▼
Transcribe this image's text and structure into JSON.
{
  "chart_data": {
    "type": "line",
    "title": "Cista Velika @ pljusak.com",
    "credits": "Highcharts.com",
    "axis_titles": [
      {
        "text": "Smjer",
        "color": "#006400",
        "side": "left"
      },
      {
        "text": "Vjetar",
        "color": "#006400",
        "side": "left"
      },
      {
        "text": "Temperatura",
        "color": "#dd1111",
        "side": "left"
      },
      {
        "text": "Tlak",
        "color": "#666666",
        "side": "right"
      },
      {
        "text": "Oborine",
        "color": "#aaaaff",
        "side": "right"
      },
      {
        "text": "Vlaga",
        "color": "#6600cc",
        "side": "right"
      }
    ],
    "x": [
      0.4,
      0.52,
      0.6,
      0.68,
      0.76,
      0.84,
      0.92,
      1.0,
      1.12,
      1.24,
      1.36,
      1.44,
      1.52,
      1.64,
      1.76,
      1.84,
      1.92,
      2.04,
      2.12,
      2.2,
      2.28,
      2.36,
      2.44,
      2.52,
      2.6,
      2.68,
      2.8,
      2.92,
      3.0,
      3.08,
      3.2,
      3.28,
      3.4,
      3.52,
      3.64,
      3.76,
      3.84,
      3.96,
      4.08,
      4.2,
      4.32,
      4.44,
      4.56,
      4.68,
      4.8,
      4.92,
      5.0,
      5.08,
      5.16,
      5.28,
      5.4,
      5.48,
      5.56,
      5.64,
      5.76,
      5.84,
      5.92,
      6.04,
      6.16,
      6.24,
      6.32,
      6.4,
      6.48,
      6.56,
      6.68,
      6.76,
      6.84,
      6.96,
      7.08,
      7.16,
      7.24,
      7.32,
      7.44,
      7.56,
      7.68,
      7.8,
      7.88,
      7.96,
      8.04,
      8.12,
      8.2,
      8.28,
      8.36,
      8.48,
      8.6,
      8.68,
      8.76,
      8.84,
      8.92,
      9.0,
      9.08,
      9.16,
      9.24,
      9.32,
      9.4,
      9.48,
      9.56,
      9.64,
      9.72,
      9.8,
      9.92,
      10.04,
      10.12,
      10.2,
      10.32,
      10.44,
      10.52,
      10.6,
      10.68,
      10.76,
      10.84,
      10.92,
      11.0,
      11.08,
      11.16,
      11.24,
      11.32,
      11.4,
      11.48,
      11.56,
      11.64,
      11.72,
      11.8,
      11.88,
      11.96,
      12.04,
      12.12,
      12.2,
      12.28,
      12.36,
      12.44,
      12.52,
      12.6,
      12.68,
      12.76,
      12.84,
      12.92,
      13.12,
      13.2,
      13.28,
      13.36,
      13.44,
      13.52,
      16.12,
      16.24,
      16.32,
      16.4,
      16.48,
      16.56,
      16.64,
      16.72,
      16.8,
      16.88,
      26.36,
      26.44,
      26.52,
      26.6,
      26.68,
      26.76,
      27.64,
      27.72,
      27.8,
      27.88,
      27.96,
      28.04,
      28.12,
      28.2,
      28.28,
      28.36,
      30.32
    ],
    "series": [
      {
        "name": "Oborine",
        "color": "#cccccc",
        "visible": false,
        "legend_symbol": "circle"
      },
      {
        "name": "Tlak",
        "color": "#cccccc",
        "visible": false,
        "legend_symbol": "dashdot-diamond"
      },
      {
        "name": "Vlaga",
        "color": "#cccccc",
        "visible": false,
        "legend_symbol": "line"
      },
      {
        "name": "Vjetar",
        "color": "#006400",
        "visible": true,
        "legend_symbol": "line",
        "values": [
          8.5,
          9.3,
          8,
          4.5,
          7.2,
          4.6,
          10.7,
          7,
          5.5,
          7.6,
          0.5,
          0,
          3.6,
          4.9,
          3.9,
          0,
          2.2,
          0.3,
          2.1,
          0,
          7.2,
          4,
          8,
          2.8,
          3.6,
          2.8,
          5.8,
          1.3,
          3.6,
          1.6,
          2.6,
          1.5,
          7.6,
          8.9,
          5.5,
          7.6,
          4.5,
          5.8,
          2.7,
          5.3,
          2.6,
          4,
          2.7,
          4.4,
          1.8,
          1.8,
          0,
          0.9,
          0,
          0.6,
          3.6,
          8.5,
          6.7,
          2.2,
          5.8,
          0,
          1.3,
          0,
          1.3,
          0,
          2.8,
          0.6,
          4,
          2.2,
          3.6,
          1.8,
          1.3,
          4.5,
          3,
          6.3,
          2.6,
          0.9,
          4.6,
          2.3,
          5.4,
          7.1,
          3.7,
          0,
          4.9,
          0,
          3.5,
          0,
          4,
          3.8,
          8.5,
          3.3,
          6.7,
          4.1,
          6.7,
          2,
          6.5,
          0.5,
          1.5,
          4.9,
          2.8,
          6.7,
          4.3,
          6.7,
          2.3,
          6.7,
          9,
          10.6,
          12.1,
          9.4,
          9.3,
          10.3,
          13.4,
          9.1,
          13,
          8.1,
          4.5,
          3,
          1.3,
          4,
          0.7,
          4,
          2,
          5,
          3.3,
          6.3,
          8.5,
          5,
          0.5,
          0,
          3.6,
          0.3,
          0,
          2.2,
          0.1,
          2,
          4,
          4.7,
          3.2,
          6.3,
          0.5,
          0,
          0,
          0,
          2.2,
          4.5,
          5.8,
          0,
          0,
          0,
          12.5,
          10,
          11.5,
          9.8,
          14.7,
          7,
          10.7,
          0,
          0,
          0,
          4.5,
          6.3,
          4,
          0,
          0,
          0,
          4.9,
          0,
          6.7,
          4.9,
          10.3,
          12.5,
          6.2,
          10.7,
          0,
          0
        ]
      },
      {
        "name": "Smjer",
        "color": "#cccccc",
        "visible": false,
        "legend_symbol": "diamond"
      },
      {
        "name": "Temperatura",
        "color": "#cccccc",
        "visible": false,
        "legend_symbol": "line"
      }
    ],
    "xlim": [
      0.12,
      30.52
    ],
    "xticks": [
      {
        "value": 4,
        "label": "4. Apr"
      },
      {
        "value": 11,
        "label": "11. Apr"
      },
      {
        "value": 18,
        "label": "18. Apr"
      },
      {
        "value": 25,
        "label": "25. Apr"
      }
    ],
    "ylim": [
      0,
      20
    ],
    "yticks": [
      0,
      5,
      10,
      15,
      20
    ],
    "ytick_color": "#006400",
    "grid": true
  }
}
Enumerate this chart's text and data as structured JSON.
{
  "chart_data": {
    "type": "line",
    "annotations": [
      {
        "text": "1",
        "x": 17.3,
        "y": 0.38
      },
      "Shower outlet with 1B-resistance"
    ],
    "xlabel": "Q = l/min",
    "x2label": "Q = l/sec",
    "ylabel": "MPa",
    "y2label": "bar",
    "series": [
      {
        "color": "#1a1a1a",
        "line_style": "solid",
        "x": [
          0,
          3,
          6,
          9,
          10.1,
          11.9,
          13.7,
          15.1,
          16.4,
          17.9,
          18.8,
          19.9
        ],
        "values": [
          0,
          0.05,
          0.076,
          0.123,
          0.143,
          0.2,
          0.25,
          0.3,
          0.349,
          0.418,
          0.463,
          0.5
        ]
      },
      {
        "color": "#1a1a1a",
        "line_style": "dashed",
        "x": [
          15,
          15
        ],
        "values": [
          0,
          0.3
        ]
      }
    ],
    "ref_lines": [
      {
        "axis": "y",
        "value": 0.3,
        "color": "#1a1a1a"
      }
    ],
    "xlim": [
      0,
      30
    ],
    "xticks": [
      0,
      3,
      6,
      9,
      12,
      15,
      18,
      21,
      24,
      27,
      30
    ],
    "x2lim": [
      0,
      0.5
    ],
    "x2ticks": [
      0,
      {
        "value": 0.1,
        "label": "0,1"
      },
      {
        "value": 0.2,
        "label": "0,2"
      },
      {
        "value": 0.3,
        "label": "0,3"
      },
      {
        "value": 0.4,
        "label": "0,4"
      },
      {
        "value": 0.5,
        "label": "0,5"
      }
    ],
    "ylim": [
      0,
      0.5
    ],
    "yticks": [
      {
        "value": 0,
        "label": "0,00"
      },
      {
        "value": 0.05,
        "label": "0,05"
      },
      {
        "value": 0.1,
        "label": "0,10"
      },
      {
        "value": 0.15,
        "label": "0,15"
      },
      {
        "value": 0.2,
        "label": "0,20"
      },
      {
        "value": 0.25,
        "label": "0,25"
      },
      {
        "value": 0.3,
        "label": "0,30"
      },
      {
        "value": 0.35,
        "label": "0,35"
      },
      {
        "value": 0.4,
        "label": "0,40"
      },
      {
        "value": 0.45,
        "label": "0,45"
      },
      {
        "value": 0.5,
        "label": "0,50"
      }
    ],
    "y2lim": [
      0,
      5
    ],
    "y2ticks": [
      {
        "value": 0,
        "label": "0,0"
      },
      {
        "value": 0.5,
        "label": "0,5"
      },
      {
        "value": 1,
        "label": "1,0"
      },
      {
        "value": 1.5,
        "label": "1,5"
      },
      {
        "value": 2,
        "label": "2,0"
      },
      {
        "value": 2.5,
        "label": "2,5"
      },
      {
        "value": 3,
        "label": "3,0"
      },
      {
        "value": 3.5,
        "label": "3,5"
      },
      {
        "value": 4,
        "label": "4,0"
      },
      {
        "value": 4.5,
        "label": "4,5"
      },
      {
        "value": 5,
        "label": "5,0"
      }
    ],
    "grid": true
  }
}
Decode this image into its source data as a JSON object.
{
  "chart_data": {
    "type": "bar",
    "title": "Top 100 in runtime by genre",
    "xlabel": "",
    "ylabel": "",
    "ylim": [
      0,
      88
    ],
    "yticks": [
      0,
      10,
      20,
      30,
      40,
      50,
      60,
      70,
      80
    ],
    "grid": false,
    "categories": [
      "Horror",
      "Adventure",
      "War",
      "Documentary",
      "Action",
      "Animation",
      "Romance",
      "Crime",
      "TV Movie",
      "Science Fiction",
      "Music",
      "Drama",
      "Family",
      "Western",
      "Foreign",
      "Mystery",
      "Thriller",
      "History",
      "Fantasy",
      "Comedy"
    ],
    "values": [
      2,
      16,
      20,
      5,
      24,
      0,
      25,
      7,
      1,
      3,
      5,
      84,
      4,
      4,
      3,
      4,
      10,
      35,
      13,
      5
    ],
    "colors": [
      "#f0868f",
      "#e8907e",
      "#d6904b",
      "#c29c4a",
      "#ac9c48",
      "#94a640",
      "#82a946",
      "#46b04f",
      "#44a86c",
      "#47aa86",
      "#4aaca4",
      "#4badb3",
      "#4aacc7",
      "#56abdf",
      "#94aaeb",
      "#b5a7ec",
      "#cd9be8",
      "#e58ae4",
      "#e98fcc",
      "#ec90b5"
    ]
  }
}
▲
What to work on:
Each line from the one with "Decode this image" through the last line of the records must be written out word for word. Include nothing else.

Written response:
Decode this image into its source data as a JSON object.
{
  "chart_data": {
    "type": "bar",
    "title": "Top 100 in runtime by genre",
    "xlabel": "",
    "ylabel": "",
    "ylim": [
      0,
      88
    ],
    "yticks": [
      0,
      10,
      20,
      30,
      40,
      50,
      60,
      70,
      80
    ],
    "grid": false,
    "categories": [
      "Horror",
      "Adventure",
      "War",
      "Documentary",
      "Action",
      "Animation",
      "Romance",
      "Crime",
      "TV Movie",
      "Science Fiction",
      "Music",
      "Drama",
      "Family",
      "Western",
      "Foreign",
      "Mystery",
      "Thriller",
      "History",
      "Fantasy",
      "Comedy"
    ],
    "values": [
      2,
      16,
      20,
      5,
      24,
      0,
      25,
      7,
      1,
      3,
      5,
      84,
      4,
      4,
      3,
      4,
      10,
      35,
      13,
      5
    ],
    "colors": [
      "#f0868f",
      "#e8907e",
      "#d6904b",
      "#c29c4a",
      "#ac9c48",
      "#94a640",
      "#82a946",
      "#46b04f",
      "#44a86c",
      "#47aa86",
      "#4aaca4",
      "#4badb3",
      "#4aacc7",
      "#56abdf",
      "#94aaeb",
      "#b5a7ec",
      "#cd9be8",
      "#e58ae4",
      "#e98fcc",
      "#ec90b5"
    ]
  }
}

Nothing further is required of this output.